Dataset entries
☆ ☆ ☆ ☆

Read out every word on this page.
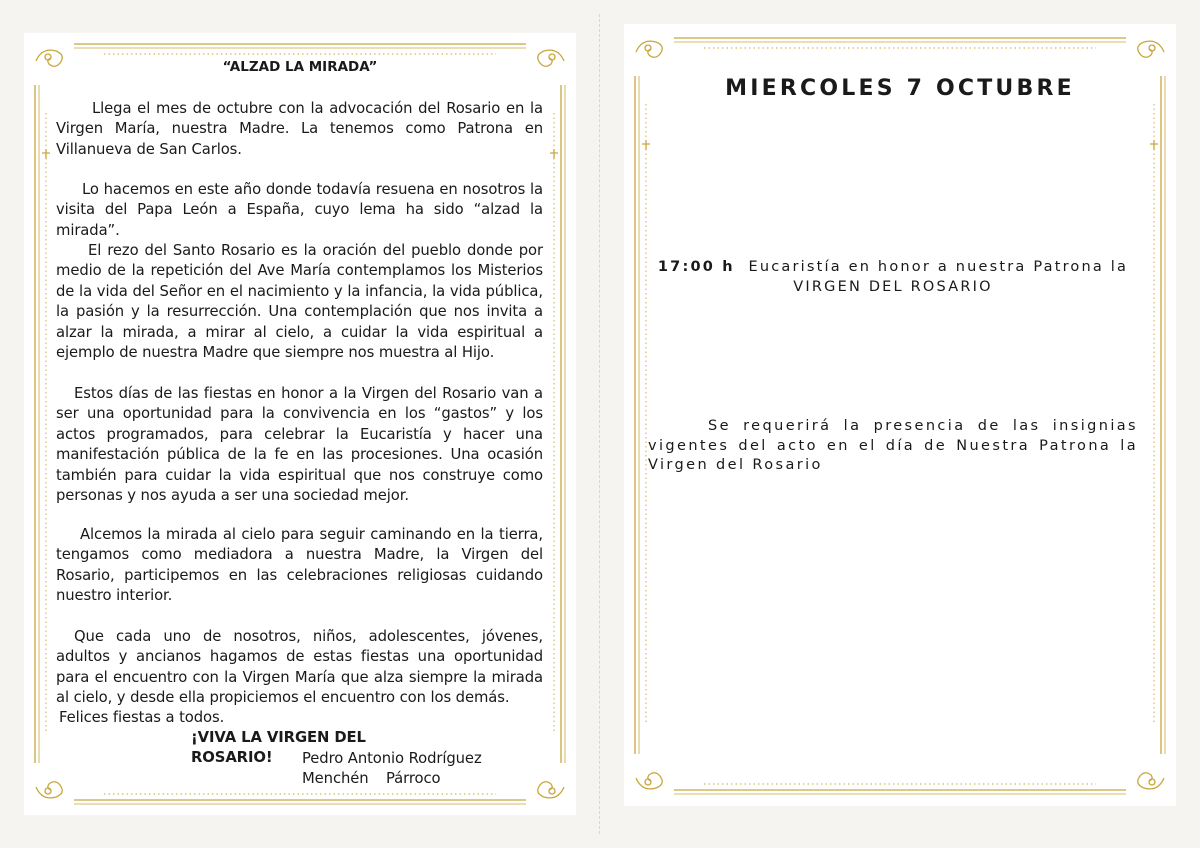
“ALZAD LA MIRADA”
Llega el mes de octubre con la advocación del Rosario en la Virgen María, nuestra Madre. La tenemos como Patrona en Villanueva de San Carlos.
Lo hacemos en este año donde todavía resuena en nosotros la visita del Papa León a España, cuyo lema ha sido “alzad la mirada”.
El rezo del Santo Rosario es la oración del pueblo donde por medio de la repetición del Ave María contemplamos los Misterios de la vida del Señor en el nacimiento y la infancia, la vida pública, la pasión y la resurrección. Una contemplación que nos invita a alzar la mirada, a mirar al cielo, a cuidar la vida espiritual a ejemplo de nuestra Madre que siempre nos muestra al Hijo.
Estos días de las fiestas en honor a la Virgen del Rosario van a ser una oportunidad para la convivencia en los “gastos” y los actos programados, para celebrar la Eucaristía y hacer una manifestación pública de la fe en las procesiones. Una ocasión también para cuidar la vida espiritual que nos construye como personas y nos ayuda a ser una sociedad mejor.
Alcemos la mirada al cielo para seguir caminando en la tierra, tengamos como mediadora a nuestra Madre, la Virgen del Rosario, participemos en las celebraciones religiosas cuidando nuestro interior.
Que cada uno de nosotros, niños, adolescentes, jóvenes, adultos y ancianos hagamos de estas fiestas una oportunidad para el encuentro con la Virgen María que alza siempre la mirada al cielo, y desde ella propiciemos el encuentro con los demás.
Felices fiestas a todos.
¡VIVA LA VIRGEN DEL ROSARIO!	Pedro Antonio Rodríguez Menchén	Párroco
MIERCOLES 7 OCTUBRE
17:00 h Eucaristía en honor a nuestra Patrona la
VIRGEN DEL ROSARIO
Se requerirá la presencia de las insignias vigentes del acto en el día de Nuestra Patrona la Virgen del Rosario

☆ ☆ ☆ ☆

Problem description
All of the entries above should be duplicated exactly, except for the pictures.

Exercise result
Read out every word on this page.
“ALZAD LA MIRADA”
Llega el mes de octubre con la advocación del Rosario en la Virgen María, nuestra Madre. La tenemos como Patrona en Villanueva de San Carlos.
Lo hacemos en este año donde todavía resuena en nosotros la visita del Papa León a España, cuyo lema ha sido “alzad la mirada”.
El rezo del Santo Rosario es la oración del pueblo donde por medio de la repetición del Ave María contemplamos los Misterios de la vida del Señor en el nacimiento y la infancia, la vida pública, la pasión y la resurrección. Una contemplación que nos invita a alzar la mirada, a mirar al cielo, a cuidar la vida espiritual a ejemplo de nuestra Madre que siempre nos muestra al Hijo.
Estos días de las fiestas en honor a la Virgen del Rosario van a ser una oportunidad para la convivencia en los “gastos” y los actos programados, para celebrar la Eucaristía y hacer una manifestación pública de la fe en las procesiones. Una ocasión también para cuidar la vida espiritual que nos construye como personas y nos ayuda a ser una sociedad mejor.
Alcemos la mirada al cielo para seguir caminando en la tierra, tengamos como mediadora a nuestra Madre, la Virgen del Rosario, participemos en las celebraciones religiosas cuidando nuestro interior.
Que cada uno de nosotros, niños, adolescentes, jóvenes, adultos y ancianos hagamos de estas fiestas una oportunidad para el encuentro con la Virgen María que alza siempre la mirada al cielo, y desde ella propiciemos el encuentro con los demás.
Felices fiestas a todos.
¡VIVA LA VIRGEN DEL ROSARIO!	Pedro Antonio Rodríguez Menchén	Párroco
MIERCOLES 7 OCTUBRE
17:00 h Eucaristía en honor a nuestra Patrona la
VIRGEN DEL ROSARIO
Se requerirá la presencia de las insignias vigentes del acto en el día de Nuestra Patrona la Virgen del Rosario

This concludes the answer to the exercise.